◆ **WORK TO DO**
Copy each line of the material below that includes the string "text".

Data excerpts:
* Start *

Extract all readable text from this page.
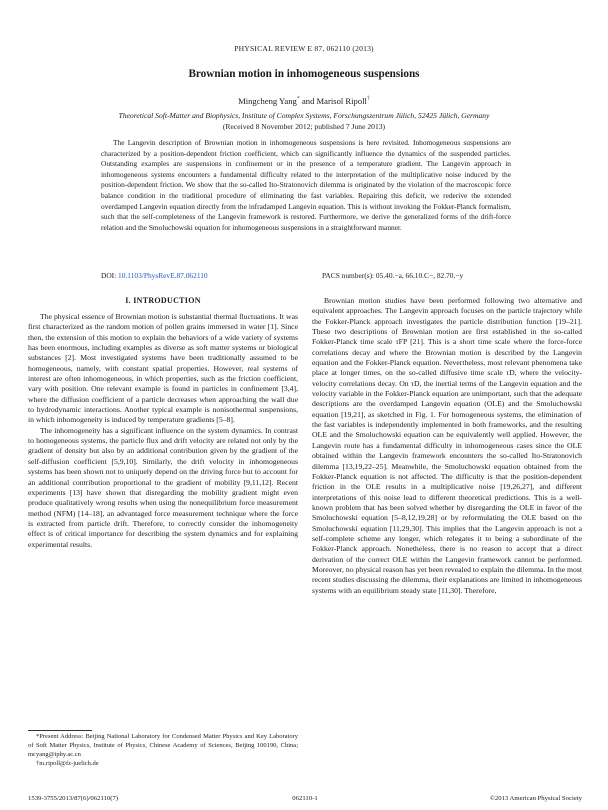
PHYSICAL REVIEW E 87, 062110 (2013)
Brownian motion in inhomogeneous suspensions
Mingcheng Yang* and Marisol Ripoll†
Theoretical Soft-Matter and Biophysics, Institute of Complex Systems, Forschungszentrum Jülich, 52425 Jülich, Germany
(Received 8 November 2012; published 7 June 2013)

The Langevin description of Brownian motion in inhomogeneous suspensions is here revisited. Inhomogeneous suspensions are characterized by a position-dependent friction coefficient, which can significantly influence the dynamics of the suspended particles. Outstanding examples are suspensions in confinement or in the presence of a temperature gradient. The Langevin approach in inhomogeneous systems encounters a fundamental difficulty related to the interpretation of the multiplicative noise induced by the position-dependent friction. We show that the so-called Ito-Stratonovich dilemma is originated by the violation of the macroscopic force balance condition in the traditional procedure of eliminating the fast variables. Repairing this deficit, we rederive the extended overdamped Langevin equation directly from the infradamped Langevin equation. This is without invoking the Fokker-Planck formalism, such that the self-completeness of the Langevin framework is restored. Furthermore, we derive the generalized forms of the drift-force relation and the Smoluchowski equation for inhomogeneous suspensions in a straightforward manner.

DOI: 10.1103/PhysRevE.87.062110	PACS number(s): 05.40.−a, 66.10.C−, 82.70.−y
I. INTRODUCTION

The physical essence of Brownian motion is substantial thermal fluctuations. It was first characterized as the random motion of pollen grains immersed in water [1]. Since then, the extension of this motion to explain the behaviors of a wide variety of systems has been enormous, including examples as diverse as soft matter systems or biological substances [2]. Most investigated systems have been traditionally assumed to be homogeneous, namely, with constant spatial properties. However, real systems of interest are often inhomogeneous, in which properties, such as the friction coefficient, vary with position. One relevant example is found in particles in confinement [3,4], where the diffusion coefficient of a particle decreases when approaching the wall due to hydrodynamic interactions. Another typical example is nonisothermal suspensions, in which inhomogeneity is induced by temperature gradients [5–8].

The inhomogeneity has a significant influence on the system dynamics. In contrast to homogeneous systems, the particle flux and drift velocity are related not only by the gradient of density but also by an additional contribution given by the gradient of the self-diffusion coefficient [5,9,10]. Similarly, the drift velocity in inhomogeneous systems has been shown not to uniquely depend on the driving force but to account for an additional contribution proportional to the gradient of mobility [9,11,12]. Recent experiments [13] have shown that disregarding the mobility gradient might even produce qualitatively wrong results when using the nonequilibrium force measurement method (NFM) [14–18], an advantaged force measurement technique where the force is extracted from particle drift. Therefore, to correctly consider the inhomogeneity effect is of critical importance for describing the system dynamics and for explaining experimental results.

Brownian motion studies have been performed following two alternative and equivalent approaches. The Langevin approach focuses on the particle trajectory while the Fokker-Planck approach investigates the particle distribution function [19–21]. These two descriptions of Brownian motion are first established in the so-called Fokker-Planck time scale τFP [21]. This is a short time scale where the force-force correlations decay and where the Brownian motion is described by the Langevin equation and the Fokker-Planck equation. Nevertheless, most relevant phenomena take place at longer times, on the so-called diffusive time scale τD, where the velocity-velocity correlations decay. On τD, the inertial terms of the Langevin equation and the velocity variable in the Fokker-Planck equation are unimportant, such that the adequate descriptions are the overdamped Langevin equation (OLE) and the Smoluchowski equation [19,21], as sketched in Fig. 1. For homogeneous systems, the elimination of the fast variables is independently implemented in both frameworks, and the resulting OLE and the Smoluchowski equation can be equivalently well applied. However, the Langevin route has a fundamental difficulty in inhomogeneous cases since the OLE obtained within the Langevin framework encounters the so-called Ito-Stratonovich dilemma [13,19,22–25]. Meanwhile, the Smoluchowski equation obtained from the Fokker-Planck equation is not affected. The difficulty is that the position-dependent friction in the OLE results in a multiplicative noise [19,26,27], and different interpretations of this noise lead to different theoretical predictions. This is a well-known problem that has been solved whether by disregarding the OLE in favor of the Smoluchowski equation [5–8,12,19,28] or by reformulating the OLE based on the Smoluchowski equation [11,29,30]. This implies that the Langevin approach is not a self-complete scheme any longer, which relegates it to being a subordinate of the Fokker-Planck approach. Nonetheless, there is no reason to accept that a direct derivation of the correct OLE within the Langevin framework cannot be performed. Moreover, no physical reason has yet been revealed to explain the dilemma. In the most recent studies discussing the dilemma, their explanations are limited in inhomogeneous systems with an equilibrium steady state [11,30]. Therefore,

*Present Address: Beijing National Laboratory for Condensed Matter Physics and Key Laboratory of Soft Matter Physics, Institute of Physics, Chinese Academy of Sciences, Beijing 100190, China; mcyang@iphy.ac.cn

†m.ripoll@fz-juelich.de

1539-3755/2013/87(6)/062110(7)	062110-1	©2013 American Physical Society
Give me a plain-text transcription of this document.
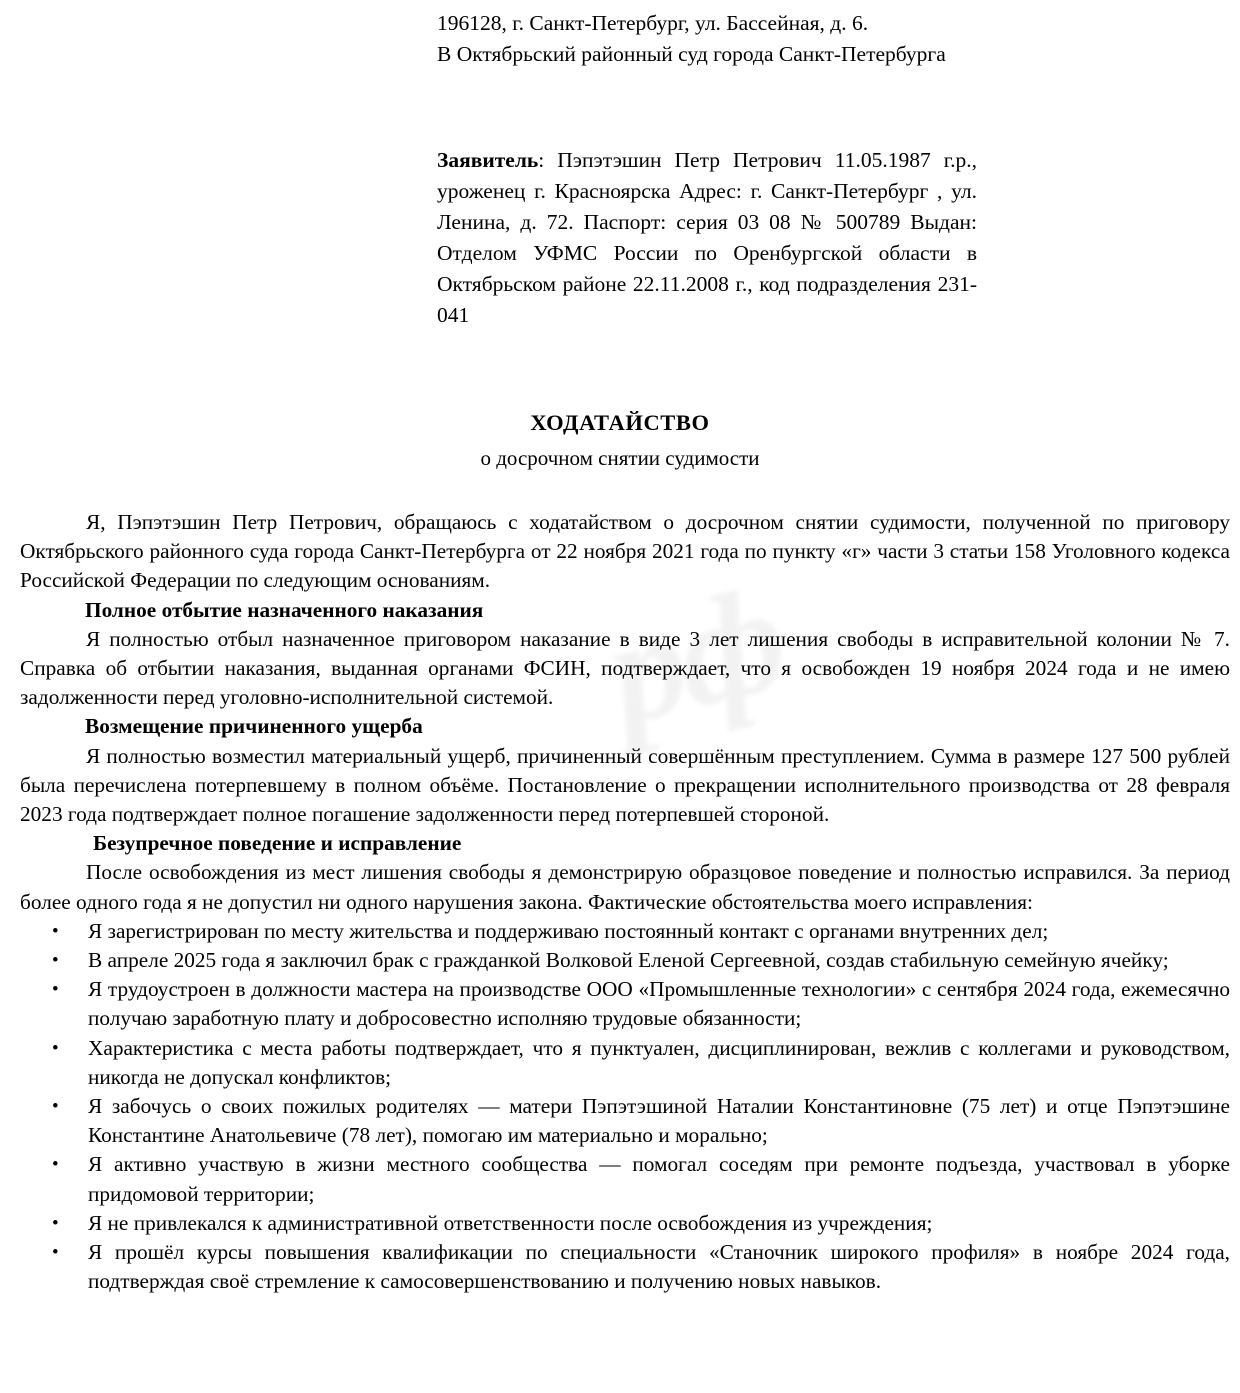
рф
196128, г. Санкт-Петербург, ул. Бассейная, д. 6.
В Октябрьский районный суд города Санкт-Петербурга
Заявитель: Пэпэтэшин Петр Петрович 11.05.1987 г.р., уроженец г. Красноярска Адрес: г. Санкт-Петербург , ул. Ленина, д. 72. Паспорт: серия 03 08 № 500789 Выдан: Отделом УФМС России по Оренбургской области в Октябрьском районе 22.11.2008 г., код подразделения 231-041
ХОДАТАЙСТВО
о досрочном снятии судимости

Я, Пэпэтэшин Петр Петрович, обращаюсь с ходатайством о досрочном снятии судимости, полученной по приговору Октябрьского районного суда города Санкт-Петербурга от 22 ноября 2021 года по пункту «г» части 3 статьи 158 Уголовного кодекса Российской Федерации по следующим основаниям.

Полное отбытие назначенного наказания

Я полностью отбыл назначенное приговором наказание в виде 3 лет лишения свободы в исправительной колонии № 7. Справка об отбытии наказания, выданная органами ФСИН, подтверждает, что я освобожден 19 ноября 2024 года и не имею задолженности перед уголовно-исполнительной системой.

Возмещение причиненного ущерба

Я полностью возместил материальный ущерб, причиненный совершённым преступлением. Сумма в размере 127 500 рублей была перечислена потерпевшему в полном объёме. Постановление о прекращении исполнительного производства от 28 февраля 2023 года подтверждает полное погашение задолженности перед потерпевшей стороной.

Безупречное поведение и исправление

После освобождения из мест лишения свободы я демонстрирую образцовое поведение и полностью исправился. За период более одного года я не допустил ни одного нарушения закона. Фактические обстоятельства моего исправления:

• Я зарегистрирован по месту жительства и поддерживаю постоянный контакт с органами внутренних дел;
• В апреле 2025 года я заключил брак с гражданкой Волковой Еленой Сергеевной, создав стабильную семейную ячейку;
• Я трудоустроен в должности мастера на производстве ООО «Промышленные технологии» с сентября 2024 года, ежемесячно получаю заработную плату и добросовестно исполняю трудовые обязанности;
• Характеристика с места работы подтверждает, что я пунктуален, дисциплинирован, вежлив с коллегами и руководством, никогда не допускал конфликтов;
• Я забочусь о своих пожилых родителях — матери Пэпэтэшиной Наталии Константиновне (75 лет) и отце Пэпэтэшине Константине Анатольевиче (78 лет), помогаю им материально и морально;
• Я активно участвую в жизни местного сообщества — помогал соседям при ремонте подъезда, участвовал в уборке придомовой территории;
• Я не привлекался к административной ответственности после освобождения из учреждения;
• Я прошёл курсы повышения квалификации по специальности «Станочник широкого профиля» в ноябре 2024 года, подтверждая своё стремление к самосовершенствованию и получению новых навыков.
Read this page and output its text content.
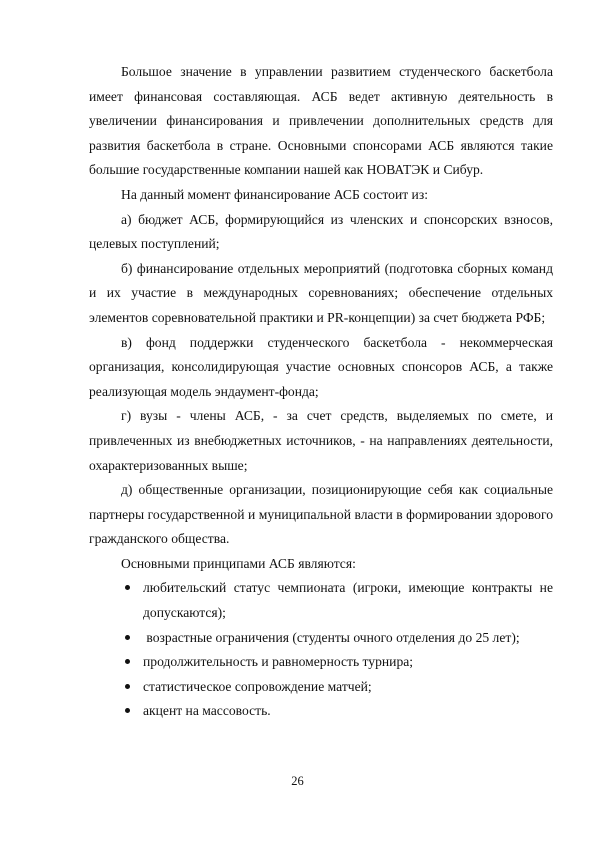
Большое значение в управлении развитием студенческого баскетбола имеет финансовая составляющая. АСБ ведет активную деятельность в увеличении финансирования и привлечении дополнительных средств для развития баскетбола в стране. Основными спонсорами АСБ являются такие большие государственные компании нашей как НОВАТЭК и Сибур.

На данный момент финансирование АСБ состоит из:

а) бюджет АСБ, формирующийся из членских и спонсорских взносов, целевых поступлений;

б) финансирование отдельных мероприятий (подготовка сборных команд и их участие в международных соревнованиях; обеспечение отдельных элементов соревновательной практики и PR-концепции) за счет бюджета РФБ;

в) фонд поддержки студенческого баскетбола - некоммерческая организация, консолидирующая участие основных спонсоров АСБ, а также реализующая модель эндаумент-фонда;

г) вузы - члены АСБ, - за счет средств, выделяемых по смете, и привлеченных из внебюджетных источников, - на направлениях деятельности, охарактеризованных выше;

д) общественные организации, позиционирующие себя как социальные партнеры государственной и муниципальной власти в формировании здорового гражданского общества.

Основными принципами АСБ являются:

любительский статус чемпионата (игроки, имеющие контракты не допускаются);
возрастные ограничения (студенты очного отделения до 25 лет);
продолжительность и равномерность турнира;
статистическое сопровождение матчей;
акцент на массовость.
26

* End *

◆ **SOLVED PROBLEM**
Extract all readable text from this page.
Give me a plain-text transcription of this document.
Read this page and output its text content.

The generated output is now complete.